Short exercise: Write out each line from the data below that includes the word "offense".

Data extract:

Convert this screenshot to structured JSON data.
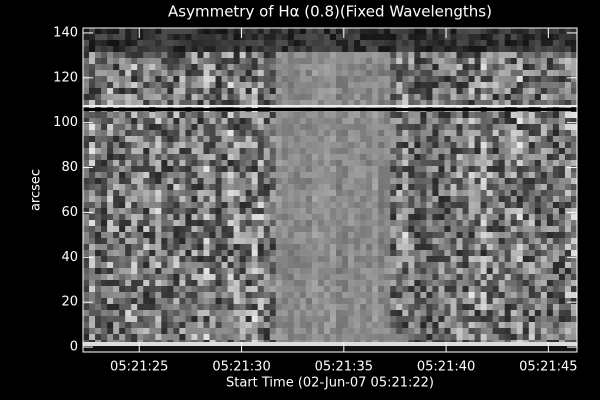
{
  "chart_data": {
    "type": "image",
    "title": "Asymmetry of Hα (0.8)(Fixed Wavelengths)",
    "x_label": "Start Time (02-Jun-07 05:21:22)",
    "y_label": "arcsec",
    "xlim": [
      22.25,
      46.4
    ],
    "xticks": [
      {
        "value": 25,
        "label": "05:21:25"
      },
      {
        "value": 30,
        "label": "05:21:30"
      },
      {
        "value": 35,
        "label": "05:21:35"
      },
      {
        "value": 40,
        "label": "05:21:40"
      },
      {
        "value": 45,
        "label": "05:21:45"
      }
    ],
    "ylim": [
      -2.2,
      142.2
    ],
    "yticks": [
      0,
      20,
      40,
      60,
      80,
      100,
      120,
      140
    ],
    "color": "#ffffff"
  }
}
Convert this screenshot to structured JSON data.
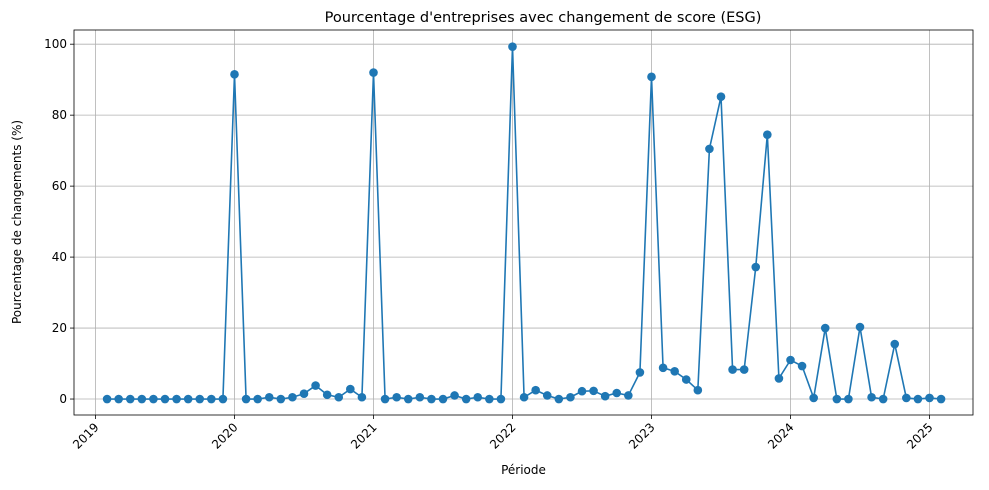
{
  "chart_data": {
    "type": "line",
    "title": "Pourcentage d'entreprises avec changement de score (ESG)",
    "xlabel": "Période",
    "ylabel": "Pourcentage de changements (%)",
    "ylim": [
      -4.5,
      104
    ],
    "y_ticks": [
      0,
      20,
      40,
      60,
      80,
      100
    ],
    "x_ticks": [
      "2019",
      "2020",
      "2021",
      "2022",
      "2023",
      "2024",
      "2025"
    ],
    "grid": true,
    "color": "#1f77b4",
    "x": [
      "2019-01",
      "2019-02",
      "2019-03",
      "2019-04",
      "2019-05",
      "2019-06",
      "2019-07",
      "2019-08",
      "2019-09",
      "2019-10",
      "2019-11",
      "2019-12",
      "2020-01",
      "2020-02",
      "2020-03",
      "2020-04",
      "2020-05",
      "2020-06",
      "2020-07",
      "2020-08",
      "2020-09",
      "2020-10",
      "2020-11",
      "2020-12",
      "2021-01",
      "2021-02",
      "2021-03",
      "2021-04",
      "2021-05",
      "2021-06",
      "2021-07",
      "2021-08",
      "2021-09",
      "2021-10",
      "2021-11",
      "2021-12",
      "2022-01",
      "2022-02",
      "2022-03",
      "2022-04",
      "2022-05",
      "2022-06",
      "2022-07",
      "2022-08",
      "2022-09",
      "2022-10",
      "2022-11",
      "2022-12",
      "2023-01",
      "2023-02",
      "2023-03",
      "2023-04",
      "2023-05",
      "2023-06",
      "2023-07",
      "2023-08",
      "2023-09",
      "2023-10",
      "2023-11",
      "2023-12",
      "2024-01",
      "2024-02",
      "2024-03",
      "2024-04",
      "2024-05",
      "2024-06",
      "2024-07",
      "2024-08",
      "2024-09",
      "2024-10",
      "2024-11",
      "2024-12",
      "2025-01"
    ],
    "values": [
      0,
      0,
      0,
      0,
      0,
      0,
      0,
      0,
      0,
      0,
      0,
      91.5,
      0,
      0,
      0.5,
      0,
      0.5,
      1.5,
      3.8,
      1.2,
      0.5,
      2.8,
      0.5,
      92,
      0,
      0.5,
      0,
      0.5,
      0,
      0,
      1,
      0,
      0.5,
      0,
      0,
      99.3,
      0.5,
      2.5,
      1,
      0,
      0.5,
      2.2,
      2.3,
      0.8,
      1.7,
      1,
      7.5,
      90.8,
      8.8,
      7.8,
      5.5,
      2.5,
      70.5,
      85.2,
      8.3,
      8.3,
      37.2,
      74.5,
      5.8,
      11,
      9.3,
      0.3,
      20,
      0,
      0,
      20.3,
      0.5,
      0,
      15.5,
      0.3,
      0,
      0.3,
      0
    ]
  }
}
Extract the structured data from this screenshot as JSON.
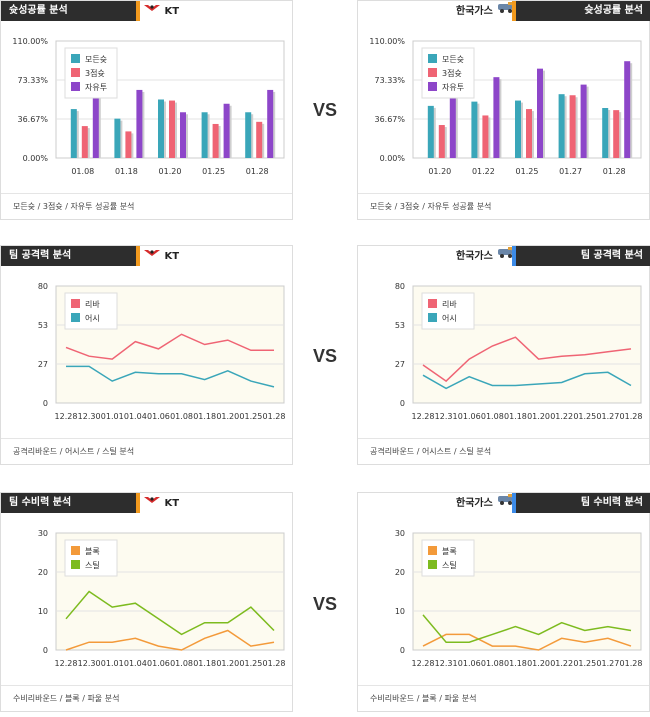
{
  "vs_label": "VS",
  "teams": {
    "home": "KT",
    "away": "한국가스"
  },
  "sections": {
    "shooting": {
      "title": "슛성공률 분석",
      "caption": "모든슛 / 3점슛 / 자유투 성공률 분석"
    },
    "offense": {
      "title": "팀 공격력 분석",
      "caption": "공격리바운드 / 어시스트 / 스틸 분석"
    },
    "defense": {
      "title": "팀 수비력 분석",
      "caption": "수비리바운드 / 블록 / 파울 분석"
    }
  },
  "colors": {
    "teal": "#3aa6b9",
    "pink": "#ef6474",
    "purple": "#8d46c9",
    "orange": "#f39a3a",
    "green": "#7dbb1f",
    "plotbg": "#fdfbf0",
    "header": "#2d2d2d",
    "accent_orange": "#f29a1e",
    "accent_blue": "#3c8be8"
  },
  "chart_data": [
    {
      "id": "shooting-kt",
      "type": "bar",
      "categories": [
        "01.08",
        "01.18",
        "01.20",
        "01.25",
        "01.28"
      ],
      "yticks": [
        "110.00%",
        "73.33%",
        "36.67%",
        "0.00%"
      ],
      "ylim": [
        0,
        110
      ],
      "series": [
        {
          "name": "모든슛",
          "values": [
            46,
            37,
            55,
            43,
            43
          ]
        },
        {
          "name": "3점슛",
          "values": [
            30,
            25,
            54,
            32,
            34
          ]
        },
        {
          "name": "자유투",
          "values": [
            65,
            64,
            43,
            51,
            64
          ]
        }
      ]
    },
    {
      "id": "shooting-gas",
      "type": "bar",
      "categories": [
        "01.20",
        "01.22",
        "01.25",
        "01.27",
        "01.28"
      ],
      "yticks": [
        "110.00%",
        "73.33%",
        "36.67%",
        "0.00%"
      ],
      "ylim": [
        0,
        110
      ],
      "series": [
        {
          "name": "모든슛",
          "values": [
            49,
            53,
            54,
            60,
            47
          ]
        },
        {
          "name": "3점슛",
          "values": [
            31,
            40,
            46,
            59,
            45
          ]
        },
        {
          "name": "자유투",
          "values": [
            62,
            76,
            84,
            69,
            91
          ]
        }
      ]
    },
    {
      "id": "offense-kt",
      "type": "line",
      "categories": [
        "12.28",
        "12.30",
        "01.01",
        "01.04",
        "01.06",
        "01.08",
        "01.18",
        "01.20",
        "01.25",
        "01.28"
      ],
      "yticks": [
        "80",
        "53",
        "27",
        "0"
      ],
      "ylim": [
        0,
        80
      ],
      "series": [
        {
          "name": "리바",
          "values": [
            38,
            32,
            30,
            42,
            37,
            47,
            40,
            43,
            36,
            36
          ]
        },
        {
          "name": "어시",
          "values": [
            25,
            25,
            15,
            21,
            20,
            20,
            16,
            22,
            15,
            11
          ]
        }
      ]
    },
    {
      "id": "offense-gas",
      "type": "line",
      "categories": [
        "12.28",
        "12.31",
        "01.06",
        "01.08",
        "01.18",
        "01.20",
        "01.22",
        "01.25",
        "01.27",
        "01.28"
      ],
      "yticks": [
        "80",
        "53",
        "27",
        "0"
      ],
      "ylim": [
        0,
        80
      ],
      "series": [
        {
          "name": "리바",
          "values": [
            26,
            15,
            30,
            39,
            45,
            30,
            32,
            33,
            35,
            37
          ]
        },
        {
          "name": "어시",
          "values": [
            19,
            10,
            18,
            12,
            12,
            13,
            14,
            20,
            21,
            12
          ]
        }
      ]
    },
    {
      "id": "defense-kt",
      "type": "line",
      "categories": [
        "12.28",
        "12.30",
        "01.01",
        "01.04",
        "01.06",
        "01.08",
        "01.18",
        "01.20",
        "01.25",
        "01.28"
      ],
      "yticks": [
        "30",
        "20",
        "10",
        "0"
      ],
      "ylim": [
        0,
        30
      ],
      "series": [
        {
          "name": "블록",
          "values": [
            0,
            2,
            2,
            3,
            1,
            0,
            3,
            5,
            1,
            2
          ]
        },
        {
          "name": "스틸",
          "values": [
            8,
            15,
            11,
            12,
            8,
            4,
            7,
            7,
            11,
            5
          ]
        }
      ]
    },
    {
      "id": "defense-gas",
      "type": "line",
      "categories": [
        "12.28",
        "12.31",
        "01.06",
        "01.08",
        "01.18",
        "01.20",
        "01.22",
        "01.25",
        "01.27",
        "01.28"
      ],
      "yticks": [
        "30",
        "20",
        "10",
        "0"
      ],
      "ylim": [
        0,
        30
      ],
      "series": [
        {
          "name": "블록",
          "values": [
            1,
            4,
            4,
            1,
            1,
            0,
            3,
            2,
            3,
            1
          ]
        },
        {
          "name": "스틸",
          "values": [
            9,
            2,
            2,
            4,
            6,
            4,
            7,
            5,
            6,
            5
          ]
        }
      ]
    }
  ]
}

Exercise output:
    "offense": {
      "id": "offense-kt",
      "id": "offense-gas",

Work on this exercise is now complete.